■ Data excerpts:
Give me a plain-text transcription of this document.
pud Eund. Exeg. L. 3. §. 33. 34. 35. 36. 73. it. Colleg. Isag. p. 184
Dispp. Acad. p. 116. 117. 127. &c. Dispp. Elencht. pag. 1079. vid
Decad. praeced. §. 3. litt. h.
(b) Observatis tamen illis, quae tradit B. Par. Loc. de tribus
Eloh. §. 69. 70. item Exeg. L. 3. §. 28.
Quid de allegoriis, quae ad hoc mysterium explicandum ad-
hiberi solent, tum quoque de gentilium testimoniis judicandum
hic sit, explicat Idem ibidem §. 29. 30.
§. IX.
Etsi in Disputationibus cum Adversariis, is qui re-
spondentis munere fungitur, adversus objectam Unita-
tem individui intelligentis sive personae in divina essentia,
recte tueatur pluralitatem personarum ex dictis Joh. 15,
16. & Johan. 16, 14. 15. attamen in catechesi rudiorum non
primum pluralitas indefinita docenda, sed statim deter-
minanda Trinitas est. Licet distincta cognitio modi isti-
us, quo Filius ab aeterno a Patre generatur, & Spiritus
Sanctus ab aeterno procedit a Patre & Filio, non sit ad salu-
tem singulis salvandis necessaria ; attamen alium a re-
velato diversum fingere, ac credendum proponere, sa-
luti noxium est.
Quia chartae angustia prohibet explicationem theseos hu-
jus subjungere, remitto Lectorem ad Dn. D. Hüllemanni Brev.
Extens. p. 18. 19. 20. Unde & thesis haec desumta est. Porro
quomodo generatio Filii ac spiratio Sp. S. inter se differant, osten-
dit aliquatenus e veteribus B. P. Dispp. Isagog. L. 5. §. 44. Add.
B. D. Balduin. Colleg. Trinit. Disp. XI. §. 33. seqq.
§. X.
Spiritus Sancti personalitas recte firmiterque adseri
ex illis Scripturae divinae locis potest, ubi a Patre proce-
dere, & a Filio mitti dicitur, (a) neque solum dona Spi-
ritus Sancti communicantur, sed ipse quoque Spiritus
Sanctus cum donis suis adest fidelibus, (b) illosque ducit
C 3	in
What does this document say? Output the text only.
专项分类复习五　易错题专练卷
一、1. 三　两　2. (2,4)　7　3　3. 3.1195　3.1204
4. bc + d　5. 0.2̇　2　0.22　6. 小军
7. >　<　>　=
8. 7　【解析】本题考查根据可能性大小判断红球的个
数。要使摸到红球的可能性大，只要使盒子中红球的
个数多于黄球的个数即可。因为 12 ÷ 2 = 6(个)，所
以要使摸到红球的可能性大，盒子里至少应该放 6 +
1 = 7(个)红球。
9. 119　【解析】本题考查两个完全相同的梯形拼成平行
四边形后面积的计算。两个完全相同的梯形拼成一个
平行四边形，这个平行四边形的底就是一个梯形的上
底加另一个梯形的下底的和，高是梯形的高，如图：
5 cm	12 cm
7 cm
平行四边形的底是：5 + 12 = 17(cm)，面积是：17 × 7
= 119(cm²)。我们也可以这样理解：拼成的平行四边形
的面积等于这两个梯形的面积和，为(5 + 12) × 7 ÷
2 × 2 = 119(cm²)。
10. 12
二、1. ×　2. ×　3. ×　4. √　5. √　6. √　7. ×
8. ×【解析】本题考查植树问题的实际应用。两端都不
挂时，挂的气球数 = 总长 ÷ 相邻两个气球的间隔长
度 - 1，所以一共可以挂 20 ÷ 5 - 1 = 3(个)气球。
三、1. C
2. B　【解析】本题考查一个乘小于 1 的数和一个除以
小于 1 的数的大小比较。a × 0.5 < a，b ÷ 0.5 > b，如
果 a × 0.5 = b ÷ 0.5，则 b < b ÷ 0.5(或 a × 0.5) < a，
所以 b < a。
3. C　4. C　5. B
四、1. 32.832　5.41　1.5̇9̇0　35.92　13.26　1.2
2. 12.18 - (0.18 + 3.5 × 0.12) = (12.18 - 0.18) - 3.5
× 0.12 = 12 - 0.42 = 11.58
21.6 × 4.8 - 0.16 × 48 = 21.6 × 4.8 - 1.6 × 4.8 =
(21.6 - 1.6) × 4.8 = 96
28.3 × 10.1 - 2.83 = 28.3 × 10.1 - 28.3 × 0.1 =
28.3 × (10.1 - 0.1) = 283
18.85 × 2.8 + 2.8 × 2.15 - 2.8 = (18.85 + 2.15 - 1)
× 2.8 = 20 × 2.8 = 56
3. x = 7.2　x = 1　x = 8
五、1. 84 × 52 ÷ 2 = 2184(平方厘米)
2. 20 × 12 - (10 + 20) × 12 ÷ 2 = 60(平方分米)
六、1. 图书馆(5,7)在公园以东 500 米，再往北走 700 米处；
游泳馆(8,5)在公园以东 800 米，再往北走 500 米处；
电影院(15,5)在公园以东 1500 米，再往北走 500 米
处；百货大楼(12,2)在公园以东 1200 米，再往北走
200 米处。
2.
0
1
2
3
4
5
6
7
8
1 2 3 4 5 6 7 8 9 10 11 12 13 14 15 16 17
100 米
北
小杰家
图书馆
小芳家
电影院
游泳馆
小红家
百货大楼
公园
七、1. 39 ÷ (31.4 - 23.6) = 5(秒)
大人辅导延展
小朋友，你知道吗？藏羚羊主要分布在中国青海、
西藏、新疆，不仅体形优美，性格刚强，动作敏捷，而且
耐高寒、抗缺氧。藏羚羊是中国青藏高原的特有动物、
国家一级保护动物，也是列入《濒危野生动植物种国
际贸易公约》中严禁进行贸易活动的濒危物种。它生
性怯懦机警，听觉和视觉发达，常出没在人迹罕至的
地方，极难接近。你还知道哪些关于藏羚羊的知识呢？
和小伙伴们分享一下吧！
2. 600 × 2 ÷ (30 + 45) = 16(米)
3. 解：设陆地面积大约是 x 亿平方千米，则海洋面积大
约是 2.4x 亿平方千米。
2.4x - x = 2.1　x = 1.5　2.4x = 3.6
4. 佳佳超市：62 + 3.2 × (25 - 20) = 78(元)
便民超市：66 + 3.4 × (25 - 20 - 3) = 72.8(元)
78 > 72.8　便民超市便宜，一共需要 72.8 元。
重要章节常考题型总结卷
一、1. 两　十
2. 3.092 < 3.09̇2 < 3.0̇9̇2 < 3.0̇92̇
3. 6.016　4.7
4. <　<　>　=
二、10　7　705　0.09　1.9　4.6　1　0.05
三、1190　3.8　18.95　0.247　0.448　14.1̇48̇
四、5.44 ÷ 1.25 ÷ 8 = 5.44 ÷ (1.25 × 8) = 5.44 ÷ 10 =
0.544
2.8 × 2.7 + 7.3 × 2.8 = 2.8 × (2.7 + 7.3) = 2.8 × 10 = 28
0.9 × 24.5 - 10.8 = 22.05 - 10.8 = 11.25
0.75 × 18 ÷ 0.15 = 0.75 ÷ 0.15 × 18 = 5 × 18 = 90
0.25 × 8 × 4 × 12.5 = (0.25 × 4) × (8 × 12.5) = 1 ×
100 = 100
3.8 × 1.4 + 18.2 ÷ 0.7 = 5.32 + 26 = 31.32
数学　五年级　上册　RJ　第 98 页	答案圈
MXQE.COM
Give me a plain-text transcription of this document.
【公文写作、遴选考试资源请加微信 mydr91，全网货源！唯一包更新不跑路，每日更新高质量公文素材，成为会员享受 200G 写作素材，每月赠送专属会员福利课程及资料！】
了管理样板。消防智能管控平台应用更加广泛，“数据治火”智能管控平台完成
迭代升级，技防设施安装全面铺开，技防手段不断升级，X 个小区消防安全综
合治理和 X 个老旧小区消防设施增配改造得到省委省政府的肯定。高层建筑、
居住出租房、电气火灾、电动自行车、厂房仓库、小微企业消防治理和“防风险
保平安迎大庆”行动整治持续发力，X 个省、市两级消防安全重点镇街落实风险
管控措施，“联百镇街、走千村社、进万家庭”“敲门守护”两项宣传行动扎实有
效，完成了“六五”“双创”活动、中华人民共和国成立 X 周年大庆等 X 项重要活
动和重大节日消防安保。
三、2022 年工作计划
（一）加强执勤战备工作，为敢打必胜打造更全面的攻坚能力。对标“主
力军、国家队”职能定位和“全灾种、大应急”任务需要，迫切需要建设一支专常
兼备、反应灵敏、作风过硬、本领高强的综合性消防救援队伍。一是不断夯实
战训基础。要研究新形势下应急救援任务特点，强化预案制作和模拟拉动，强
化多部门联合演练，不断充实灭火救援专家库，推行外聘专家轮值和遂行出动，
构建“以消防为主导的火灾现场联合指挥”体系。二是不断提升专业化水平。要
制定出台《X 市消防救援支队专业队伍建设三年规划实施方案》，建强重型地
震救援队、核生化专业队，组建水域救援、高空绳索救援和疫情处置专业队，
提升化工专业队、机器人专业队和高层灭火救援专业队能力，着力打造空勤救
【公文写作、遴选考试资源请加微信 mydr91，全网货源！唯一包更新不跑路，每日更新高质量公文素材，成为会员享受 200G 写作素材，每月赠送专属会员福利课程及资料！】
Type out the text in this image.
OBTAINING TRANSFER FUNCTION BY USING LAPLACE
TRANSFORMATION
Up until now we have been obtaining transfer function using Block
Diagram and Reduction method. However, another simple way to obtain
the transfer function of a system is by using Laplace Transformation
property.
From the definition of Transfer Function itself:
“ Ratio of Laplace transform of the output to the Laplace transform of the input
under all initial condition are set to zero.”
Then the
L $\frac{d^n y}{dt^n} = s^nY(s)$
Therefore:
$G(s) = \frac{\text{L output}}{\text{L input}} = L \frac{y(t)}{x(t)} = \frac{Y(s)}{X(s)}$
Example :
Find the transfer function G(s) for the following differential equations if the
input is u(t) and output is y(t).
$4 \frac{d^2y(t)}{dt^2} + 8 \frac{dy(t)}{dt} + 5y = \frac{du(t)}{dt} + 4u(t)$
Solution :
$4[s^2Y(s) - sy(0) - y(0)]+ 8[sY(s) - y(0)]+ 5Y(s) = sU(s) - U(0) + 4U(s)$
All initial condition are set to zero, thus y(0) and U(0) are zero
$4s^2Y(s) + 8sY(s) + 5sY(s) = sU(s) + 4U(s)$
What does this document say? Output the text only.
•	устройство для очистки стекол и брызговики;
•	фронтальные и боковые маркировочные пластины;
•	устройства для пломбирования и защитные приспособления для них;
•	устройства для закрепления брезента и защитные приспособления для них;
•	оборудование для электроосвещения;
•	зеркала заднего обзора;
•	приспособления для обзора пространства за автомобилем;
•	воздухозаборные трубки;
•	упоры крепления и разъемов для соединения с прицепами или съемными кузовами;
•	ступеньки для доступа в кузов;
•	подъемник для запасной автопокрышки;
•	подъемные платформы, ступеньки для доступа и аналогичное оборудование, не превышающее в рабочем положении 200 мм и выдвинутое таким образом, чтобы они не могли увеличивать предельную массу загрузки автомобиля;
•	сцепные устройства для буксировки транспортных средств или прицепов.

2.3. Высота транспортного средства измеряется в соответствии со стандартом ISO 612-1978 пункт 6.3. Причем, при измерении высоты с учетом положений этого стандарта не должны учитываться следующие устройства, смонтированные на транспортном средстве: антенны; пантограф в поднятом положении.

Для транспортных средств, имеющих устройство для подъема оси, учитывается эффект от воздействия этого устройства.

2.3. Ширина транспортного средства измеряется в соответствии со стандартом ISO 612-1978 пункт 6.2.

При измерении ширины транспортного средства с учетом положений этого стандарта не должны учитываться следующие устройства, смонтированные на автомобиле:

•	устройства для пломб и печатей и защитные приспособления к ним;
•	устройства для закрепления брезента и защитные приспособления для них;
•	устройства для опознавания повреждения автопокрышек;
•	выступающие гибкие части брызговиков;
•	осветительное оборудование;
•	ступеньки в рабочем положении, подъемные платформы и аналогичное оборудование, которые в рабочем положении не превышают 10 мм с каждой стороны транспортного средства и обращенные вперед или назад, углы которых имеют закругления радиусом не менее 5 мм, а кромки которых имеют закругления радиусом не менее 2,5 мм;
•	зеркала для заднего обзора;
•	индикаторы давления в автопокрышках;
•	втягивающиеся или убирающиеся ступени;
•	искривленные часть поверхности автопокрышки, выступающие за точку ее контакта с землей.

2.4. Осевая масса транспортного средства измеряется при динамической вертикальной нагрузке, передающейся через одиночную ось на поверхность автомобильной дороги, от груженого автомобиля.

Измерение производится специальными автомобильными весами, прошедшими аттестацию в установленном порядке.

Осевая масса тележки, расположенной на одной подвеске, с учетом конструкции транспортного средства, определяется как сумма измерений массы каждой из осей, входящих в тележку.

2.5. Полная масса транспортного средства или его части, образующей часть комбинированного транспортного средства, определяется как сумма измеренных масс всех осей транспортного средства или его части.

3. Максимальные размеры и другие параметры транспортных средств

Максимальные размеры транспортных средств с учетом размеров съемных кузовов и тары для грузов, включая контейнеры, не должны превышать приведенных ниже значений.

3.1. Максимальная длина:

■ Work to do: Return from the data every line that holds "Patre".

■ Task result:
us, quo Filius ab aeterno a Patre generatur, & Spiritus
Sanctus ab aeterno procedit a Patre & Filio, non sit ad salu-
ex illis Scripturae divinae locis potest, ubi a Patre proce-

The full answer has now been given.